Do this:
Repeat each record below exactly, dropping the pictures.

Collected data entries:
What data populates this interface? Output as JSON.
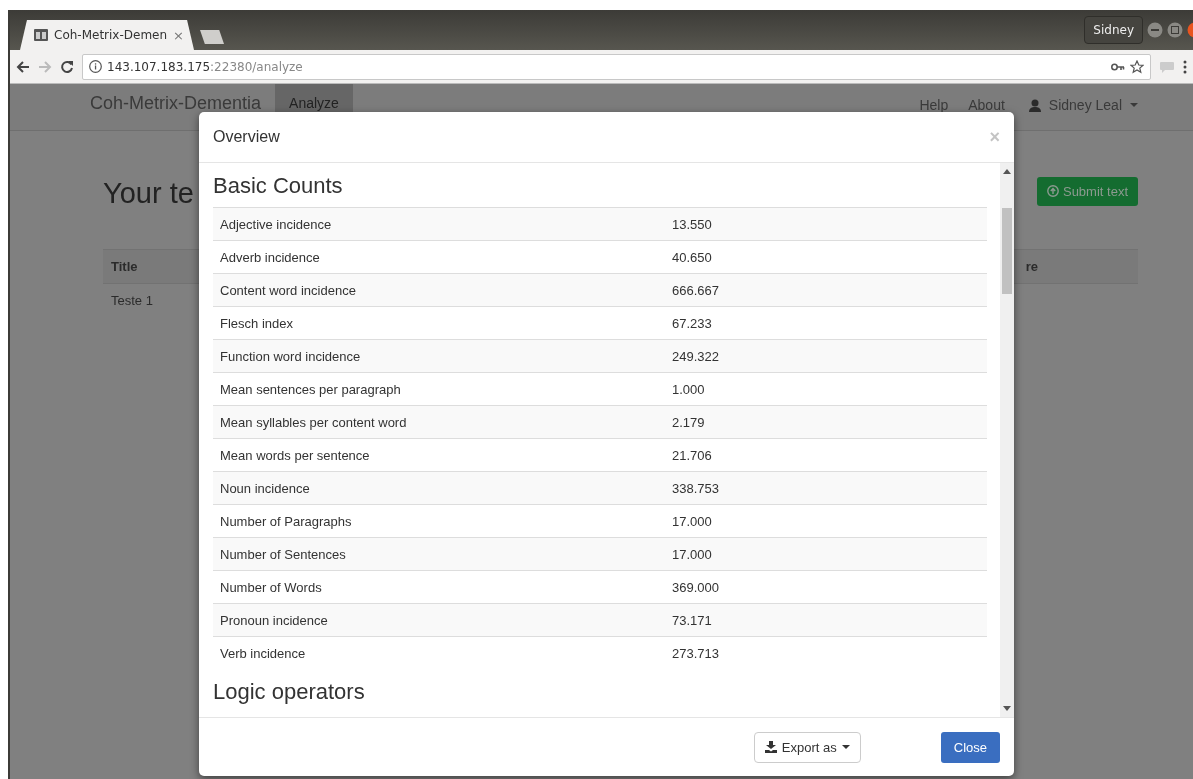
{
  "browser": {
    "tab_title": "Coh-Metrix-Demen",
    "tab_close": "×",
    "url_host": "143.107.183.175",
    "url_rest": ":22380/analyze",
    "profile": "Sidney"
  },
  "navbar": {
    "brand": "Coh-Metrix-Dementia",
    "items": [
      {
        "label": "Analyze",
        "selected": true
      }
    ],
    "links": [
      "Help",
      "About"
    ],
    "user": "Sidney Leal"
  },
  "page": {
    "heading": "Your te",
    "submit": "Submit text",
    "table": {
      "columns": [
        "Title",
        "re"
      ],
      "rows": [
        [
          "Teste 1"
        ]
      ]
    }
  },
  "modal": {
    "title": "Overview",
    "close": "×",
    "sections": [
      {
        "title": "Basic Counts",
        "rows": [
          {
            "label": "Adjective incidence",
            "value": "13.550"
          },
          {
            "label": "Adverb incidence",
            "value": "40.650"
          },
          {
            "label": "Content word incidence",
            "value": "666.667"
          },
          {
            "label": "Flesch index",
            "value": "67.233"
          },
          {
            "label": "Function word incidence",
            "value": "249.322"
          },
          {
            "label": "Mean sentences per paragraph",
            "value": "1.000"
          },
          {
            "label": "Mean syllables per content word",
            "value": "2.179"
          },
          {
            "label": "Mean words per sentence",
            "value": "21.706"
          },
          {
            "label": "Noun incidence",
            "value": "338.753"
          },
          {
            "label": "Number of Paragraphs",
            "value": "17.000"
          },
          {
            "label": "Number of Sentences",
            "value": "17.000"
          },
          {
            "label": "Number of Words",
            "value": "369.000"
          },
          {
            "label": "Pronoun incidence",
            "value": "73.171"
          },
          {
            "label": "Verb incidence",
            "value": "273.713"
          }
        ]
      },
      {
        "title": "Logic operators"
      }
    ],
    "export_button": "Export as",
    "close_button": "Close"
  }
}
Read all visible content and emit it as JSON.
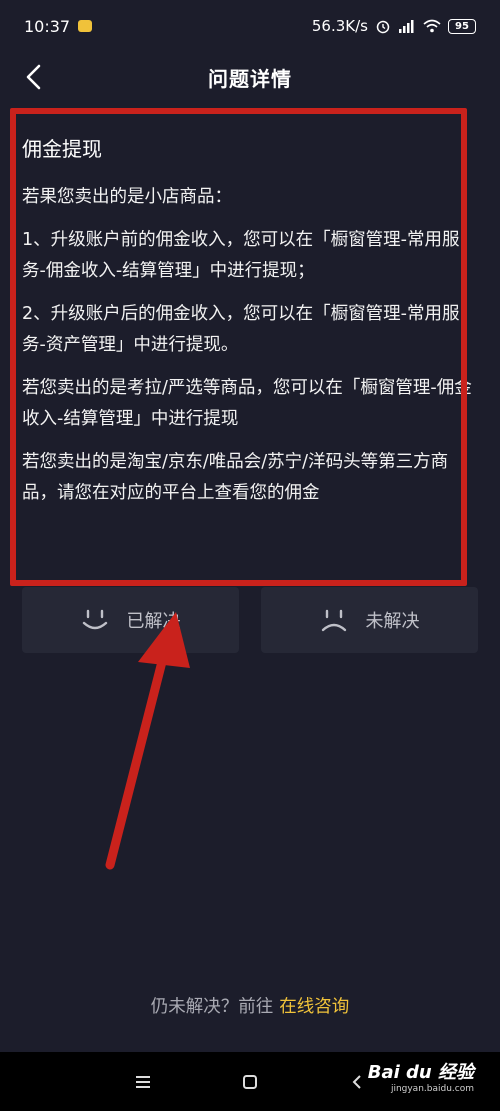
{
  "status_bar": {
    "time": "10:37",
    "net_speed": "56.3K/s",
    "battery": "95"
  },
  "header": {
    "title": "问题详情"
  },
  "article": {
    "title": "佣金提现",
    "paragraphs": [
      "若果您卖出的是小店商品：",
      "1、升级账户前的佣金收入，您可以在「橱窗管理-常用服务-佣金收入-结算管理」中进行提现；",
      "2、升级账户后的佣金收入，您可以在「橱窗管理-常用服务-资产管理」中进行提现。",
      "若您卖出的是考拉/严选等商品，您可以在「橱窗管理-佣金收入-结算管理」中进行提现",
      "若您卖出的是淘宝/京东/唯品会/苏宁/洋码头等第三方商品，请您在对应的平台上查看您的佣金"
    ]
  },
  "feedback": {
    "resolved_label": "已解决",
    "unresolved_label": "未解决"
  },
  "consult": {
    "prompt": "仍未解决？前往",
    "link_label": "在线咨询"
  },
  "watermark": {
    "brand": "Bai du 经验",
    "url": "jingyan.baidu.com"
  },
  "colors": {
    "background": "#1c1d2b",
    "accent": "#f0c23a",
    "highlight": "#c9221c"
  }
}
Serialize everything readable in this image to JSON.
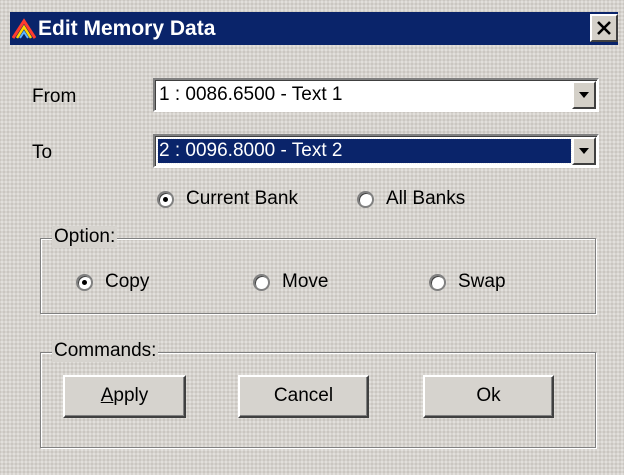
{
  "window": {
    "title": "Edit Memory Data",
    "app_icon": "mountain-peaks-icon",
    "close_icon": "close-icon"
  },
  "from": {
    "label": "From",
    "value": "1 : 0086.6500 - Text 1"
  },
  "to": {
    "label": "To",
    "value": "2 : 0096.8000 - Text 2"
  },
  "bank_scope": {
    "options": [
      {
        "label": "Current Bank",
        "checked": true
      },
      {
        "label": "All Banks",
        "checked": false
      }
    ]
  },
  "option_group": {
    "title": "Option:",
    "options": [
      {
        "label": "Copy",
        "checked": true
      },
      {
        "label": "Move",
        "checked": false
      },
      {
        "label": "Swap",
        "checked": false
      }
    ]
  },
  "commands": {
    "title": "Commands:",
    "apply_mnemonic": "A",
    "apply_rest": "pply",
    "cancel_label": "Cancel",
    "ok_label": "Ok"
  },
  "colors": {
    "titlebar": "#0a246a",
    "face": "#d6d3ce",
    "selection": "#0a246a"
  }
}
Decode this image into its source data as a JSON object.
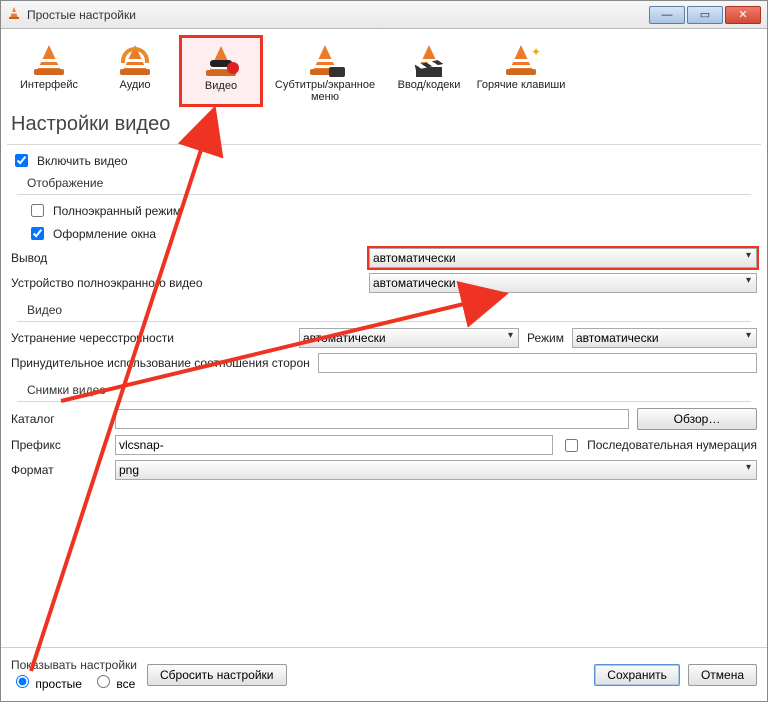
{
  "window": {
    "title": "Простые настройки"
  },
  "categories": [
    {
      "label": "Интерфейс"
    },
    {
      "label": "Аудио"
    },
    {
      "label": "Видео"
    },
    {
      "label": "Субтитры/экранное меню"
    },
    {
      "label": "Ввод/кодеки"
    },
    {
      "label": "Горячие клавиши"
    }
  ],
  "heading": "Настройки видео",
  "enable_video": {
    "label": "Включить видео",
    "checked": true
  },
  "display": {
    "title": "Отображение",
    "fullscreen": {
      "label": "Полноэкранный режим",
      "checked": false
    },
    "window_decoration": {
      "label": "Оформление окна",
      "checked": true
    },
    "output_label": "Вывод",
    "output_value": "автоматически",
    "fs_device_label": "Устройство полноэкранного видео",
    "fs_device_value": "автоматически"
  },
  "video_group": {
    "title": "Видео",
    "deint_label": "Устранение чересстрочности",
    "deint_value": "автоматически",
    "mode_label": "Режим",
    "mode_value": "автоматически",
    "force_ar_label": "Принудительное использование соотношения сторон",
    "force_ar_value": ""
  },
  "snapshots": {
    "title": "Снимки видео",
    "dir_label": "Каталог",
    "dir_value": "",
    "browse_label": "Обзор…",
    "prefix_label": "Префикс",
    "prefix_value": "vlcsnap-",
    "seq_label": "Последовательная нумерация",
    "seq_checked": false,
    "format_label": "Формат",
    "format_value": "png"
  },
  "footer": {
    "show_label": "Показывать настройки",
    "radio_simple": "простые",
    "radio_all": "все",
    "reset": "Сбросить настройки",
    "save": "Сохранить",
    "cancel": "Отмена"
  }
}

Answer to this task:
What data populates this interface? Output as JSON.
{
  "browser": {
    "tab_title": "Coh-Metrix-Demen",
    "tab_close": "×",
    "url_host": "143.107.183.175",
    "url_rest": ":22380/analyze",
    "profile": "Sidney"
  },
  "navbar": {
    "brand": "Coh-Metrix-Dementia",
    "items": [
      {
        "label": "Analyze",
        "selected": true
      }
    ],
    "links": [
      "Help",
      "About"
    ],
    "user": "Sidney Leal"
  },
  "page": {
    "heading": "Your te",
    "submit": "Submit text",
    "table": {
      "columns": [
        "Title",
        "re"
      ],
      "rows": [
        [
          "Teste 1"
        ]
      ]
    }
  },
  "modal": {
    "title": "Overview",
    "close": "×",
    "sections": [
      {
        "title": "Basic Counts",
        "rows": [
          {
            "label": "Adjective incidence",
            "value": "13.550"
          },
          {
            "label": "Adverb incidence",
            "value": "40.650"
          },
          {
            "label": "Content word incidence",
            "value": "666.667"
          },
          {
            "label": "Flesch index",
            "value": "67.233"
          },
          {
            "label": "Function word incidence",
            "value": "249.322"
          },
          {
            "label": "Mean sentences per paragraph",
            "value": "1.000"
          },
          {
            "label": "Mean syllables per content word",
            "value": "2.179"
          },
          {
            "label": "Mean words per sentence",
            "value": "21.706"
          },
          {
            "label": "Noun incidence",
            "value": "338.753"
          },
          {
            "label": "Number of Paragraphs",
            "value": "17.000"
          },
          {
            "label": "Number of Sentences",
            "value": "17.000"
          },
          {
            "label": "Number of Words",
            "value": "369.000"
          },
          {
            "label": "Pronoun incidence",
            "value": "73.171"
          },
          {
            "label": "Verb incidence",
            "value": "273.713"
          }
        ]
      },
      {
        "title": "Logic operators"
      }
    ],
    "export_button": "Export as",
    "close_button": "Close"
  }
}
Read all visible content and emit it as JSON.
{
  "status_bar": {
    "time": "10:37",
    "net_speed": "56.3K/s",
    "battery": "95"
  },
  "header": {
    "title": "问题详情"
  },
  "article": {
    "title": "佣金提现",
    "paragraphs": [
      "若果您卖出的是小店商品：",
      "1、升级账户前的佣金收入，您可以在「橱窗管理-常用服务-佣金收入-结算管理」中进行提现；",
      "2、升级账户后的佣金收入，您可以在「橱窗管理-常用服务-资产管理」中进行提现。",
      "若您卖出的是考拉/严选等商品，您可以在「橱窗管理-佣金收入-结算管理」中进行提现",
      "若您卖出的是淘宝/京东/唯品会/苏宁/洋码头等第三方商品，请您在对应的平台上查看您的佣金"
    ]
  },
  "feedback": {
    "resolved_label": "已解决",
    "unresolved_label": "未解决"
  },
  "consult": {
    "prompt": "仍未解决？前往",
    "link_label": "在线咨询"
  },
  "watermark": {
    "brand": "Bai du 经验",
    "url": "jingyan.baidu.com"
  },
  "colors": {
    "background": "#1c1d2b",
    "accent": "#f0c23a",
    "highlight": "#c9221c"
  }
}
Serialize everything readable in this image to JSON.
{
  "window": {
    "title": "Edit Memory Data",
    "app_icon": "mountain-peaks-icon",
    "close_icon": "close-icon"
  },
  "from": {
    "label": "From",
    "value": "1 : 0086.6500 - Text 1"
  },
  "to": {
    "label": "To",
    "value": "2 : 0096.8000 - Text 2"
  },
  "bank_scope": {
    "options": [
      {
        "label": "Current Bank",
        "checked": true
      },
      {
        "label": "All Banks",
        "checked": false
      }
    ]
  },
  "option_group": {
    "title": "Option:",
    "options": [
      {
        "label": "Copy",
        "checked": true
      },
      {
        "label": "Move",
        "checked": false
      },
      {
        "label": "Swap",
        "checked": false
      }
    ]
  },
  "commands": {
    "title": "Commands:",
    "apply_mnemonic": "A",
    "apply_rest": "pply",
    "cancel_label": "Cancel",
    "ok_label": "Ok"
  },
  "colors": {
    "titlebar": "#0a246a",
    "face": "#d6d3ce",
    "selection": "#0a246a"
  }
}
Decode this image into its source data as a JSON object.
{
  "window": {
    "title": "Простые настройки"
  },
  "categories": [
    {
      "label": "Интерфейс"
    },
    {
      "label": "Аудио"
    },
    {
      "label": "Видео"
    },
    {
      "label": "Субтитры/экранное меню"
    },
    {
      "label": "Ввод/кодеки"
    },
    {
      "label": "Горячие клавиши"
    }
  ],
  "heading": "Настройки видео",
  "enable_video": {
    "label": "Включить видео",
    "checked": true
  },
  "display": {
    "title": "Отображение",
    "fullscreen": {
      "label": "Полноэкранный режим",
      "checked": false
    },
    "window_decoration": {
      "label": "Оформление окна",
      "checked": true
    },
    "output_label": "Вывод",
    "output_value": "автоматически",
    "fs_device_label": "Устройство полноэкранного видео",
    "fs_device_value": "автоматически"
  },
  "video_group": {
    "title": "Видео",
    "deint_label": "Устранение чересстрочности",
    "deint_value": "автоматически",
    "mode_label": "Режим",
    "mode_value": "автоматически",
    "force_ar_label": "Принудительное использование соотношения сторон",
    "force_ar_value": ""
  },
  "snapshots": {
    "title": "Снимки видео",
    "dir_label": "Каталог",
    "dir_value": "",
    "browse_label": "Обзор…",
    "prefix_label": "Префикс",
    "prefix_value": "vlcsnap-",
    "seq_label": "Последовательная нумерация",
    "seq_checked": false,
    "format_label": "Формат",
    "format_value": "png"
  },
  "footer": {
    "show_label": "Показывать настройки",
    "radio_simple": "простые",
    "radio_all": "все",
    "reset": "Сбросить настройки",
    "save": "Сохранить",
    "cancel": "Отмена"
  }
}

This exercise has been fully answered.